§ PROMPT
Scan the following material for the string "xmax" and copy each line in which it appears.

Figure record extracts
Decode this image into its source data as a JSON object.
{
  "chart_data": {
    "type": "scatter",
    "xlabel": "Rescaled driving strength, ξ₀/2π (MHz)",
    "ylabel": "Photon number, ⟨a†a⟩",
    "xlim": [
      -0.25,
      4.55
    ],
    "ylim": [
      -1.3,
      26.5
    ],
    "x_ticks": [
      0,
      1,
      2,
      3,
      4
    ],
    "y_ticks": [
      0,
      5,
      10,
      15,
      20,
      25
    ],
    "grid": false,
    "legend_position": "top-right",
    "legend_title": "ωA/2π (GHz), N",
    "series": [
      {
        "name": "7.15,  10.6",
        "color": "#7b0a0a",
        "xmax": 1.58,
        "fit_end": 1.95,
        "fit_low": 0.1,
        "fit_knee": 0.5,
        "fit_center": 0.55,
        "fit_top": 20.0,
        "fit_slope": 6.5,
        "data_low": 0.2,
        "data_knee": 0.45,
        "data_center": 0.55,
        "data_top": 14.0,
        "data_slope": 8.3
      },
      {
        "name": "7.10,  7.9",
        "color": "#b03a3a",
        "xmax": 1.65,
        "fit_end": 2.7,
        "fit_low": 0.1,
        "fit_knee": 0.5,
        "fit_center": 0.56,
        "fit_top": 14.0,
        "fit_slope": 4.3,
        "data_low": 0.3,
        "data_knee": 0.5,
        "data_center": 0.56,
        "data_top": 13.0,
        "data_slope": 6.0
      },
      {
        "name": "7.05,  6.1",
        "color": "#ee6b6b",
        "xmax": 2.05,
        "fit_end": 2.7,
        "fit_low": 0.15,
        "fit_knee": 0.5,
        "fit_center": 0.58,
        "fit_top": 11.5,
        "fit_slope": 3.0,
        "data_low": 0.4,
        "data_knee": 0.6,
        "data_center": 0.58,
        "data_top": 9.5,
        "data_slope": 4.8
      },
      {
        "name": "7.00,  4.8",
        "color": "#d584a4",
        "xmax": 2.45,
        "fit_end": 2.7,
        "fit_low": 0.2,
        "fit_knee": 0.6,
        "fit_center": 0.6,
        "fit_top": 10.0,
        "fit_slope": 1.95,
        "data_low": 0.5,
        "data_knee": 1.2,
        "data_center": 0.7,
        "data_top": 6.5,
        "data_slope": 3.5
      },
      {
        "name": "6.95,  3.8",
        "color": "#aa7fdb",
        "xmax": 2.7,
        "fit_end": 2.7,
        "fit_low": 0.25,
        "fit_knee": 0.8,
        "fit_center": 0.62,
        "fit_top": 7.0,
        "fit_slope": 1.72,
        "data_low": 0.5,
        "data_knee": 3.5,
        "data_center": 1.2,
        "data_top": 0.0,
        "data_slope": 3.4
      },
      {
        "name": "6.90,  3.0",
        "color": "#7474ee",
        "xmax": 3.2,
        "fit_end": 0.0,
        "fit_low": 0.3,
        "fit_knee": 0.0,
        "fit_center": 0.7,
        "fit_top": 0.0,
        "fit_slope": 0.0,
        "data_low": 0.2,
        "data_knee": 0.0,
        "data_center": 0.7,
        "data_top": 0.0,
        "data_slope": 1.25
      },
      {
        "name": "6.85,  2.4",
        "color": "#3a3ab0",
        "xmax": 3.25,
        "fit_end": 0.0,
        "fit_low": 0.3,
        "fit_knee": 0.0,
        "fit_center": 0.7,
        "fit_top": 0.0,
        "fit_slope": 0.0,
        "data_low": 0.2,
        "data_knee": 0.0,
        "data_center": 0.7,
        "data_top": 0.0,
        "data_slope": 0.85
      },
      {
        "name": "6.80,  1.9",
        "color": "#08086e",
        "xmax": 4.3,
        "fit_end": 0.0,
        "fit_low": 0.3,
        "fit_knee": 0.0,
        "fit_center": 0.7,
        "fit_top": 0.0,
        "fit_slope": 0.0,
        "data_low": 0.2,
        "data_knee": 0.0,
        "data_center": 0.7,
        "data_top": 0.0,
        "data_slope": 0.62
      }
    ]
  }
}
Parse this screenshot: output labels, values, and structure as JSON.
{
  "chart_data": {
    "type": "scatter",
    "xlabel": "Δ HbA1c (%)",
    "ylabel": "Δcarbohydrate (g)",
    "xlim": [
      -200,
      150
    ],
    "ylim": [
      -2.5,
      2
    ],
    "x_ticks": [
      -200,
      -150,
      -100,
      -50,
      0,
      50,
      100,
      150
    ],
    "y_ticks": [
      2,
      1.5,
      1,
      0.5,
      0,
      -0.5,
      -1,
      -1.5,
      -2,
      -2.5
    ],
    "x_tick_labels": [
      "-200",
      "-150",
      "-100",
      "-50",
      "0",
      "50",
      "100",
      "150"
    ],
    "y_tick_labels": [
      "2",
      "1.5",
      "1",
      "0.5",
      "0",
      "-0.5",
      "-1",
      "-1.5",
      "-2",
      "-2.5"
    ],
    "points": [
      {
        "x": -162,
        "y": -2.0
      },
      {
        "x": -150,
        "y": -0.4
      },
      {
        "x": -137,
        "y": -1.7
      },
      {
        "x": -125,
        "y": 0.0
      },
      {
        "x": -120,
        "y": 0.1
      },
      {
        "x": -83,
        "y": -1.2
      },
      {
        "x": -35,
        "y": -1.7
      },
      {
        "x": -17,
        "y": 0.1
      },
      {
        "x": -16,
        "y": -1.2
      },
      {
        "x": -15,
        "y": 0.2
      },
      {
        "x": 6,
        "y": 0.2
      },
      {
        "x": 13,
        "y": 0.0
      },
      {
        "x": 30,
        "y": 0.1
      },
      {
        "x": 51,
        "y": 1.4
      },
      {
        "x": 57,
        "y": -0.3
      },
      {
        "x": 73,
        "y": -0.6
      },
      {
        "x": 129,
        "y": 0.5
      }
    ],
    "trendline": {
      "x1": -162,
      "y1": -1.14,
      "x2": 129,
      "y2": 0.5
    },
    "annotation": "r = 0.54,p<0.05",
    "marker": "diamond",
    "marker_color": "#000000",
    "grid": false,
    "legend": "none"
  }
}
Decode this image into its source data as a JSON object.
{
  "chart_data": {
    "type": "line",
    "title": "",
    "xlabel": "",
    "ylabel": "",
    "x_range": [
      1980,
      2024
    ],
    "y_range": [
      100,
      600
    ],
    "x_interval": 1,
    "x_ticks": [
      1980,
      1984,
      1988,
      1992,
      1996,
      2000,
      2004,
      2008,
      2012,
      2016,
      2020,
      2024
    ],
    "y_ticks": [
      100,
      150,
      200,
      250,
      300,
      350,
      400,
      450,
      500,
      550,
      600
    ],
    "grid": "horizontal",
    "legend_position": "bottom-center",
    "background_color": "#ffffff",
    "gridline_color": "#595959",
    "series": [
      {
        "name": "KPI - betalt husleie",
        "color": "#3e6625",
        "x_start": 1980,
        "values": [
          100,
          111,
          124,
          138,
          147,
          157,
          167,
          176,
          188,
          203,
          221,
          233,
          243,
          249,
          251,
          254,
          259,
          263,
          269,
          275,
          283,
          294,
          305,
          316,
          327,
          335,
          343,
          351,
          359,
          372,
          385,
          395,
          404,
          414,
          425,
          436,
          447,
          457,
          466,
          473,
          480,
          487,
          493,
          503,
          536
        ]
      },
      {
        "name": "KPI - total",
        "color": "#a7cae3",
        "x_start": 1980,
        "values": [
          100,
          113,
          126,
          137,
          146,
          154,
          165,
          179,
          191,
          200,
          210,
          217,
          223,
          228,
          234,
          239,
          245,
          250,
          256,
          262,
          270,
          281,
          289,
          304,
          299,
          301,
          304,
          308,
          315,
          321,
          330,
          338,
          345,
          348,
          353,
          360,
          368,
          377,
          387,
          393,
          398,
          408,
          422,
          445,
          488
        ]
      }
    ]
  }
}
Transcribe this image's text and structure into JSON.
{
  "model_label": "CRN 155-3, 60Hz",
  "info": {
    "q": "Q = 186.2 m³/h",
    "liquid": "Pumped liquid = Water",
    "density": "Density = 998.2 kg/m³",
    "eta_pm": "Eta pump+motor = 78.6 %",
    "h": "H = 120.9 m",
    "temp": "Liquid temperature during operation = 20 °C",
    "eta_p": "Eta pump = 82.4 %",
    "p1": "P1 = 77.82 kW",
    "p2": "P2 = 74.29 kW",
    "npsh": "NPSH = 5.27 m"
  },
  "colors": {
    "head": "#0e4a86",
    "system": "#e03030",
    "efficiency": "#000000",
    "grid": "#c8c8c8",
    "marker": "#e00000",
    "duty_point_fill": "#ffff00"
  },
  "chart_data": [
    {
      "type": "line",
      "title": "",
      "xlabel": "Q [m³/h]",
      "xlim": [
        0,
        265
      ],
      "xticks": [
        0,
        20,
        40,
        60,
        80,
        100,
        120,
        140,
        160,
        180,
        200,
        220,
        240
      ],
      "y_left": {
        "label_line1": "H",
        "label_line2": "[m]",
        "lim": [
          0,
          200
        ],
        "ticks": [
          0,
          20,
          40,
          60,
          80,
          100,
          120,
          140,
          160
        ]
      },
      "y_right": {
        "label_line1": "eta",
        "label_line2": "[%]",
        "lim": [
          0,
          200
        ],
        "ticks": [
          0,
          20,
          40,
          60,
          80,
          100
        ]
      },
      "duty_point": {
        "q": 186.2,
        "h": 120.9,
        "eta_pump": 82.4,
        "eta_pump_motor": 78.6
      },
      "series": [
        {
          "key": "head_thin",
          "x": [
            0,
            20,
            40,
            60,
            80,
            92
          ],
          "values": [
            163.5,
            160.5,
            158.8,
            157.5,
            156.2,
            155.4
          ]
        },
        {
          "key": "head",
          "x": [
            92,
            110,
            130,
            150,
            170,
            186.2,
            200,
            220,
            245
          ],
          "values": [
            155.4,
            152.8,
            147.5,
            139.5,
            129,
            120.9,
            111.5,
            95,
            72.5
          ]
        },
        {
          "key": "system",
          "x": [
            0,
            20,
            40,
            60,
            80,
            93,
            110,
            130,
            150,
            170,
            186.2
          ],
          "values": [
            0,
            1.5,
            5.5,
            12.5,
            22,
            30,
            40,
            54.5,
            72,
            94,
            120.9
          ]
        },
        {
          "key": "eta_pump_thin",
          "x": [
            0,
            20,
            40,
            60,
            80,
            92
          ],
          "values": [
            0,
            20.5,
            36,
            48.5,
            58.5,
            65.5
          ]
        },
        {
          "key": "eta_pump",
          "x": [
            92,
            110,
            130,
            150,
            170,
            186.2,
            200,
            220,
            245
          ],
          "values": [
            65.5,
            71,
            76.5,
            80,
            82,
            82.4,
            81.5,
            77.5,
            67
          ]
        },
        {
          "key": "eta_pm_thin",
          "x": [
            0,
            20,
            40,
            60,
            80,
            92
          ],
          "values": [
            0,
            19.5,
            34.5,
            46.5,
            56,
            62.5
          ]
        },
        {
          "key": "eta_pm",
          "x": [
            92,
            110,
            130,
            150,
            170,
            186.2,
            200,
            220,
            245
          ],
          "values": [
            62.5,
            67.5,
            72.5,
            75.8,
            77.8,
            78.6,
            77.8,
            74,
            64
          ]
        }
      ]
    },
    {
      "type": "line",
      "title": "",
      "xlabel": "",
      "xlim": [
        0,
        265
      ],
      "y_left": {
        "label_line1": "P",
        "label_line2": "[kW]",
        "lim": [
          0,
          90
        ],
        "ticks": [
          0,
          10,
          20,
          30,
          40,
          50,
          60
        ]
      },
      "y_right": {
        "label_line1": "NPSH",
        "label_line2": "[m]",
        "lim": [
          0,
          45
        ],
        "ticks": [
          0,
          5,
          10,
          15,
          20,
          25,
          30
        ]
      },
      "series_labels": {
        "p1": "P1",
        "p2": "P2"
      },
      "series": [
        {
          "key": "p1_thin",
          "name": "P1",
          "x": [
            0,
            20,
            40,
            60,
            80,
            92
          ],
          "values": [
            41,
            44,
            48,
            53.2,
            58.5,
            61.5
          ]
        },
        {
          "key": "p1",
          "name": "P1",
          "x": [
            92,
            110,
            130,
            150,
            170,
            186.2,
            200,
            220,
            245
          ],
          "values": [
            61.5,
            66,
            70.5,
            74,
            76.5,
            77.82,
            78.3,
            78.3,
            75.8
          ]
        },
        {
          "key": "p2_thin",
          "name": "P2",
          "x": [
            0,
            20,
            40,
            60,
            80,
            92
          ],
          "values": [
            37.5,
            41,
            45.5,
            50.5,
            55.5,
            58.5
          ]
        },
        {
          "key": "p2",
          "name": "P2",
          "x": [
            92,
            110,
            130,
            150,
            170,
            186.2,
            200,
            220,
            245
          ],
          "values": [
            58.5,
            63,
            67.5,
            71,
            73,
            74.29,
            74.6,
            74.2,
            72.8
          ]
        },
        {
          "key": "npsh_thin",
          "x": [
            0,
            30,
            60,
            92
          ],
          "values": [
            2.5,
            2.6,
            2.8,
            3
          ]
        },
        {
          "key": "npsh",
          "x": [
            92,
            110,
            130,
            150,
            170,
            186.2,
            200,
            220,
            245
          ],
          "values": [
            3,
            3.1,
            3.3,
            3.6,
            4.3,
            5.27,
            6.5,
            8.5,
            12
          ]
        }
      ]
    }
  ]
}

§ FULL ANSWER
        "xmax": 1.58,
        "xmax": 1.65,
        "xmax": 2.05,
        "xmax": 2.45,
        "xmax": 2.7,
        "xmax": 3.2,
        "xmax": 3.25,
        "xmax": 4.3,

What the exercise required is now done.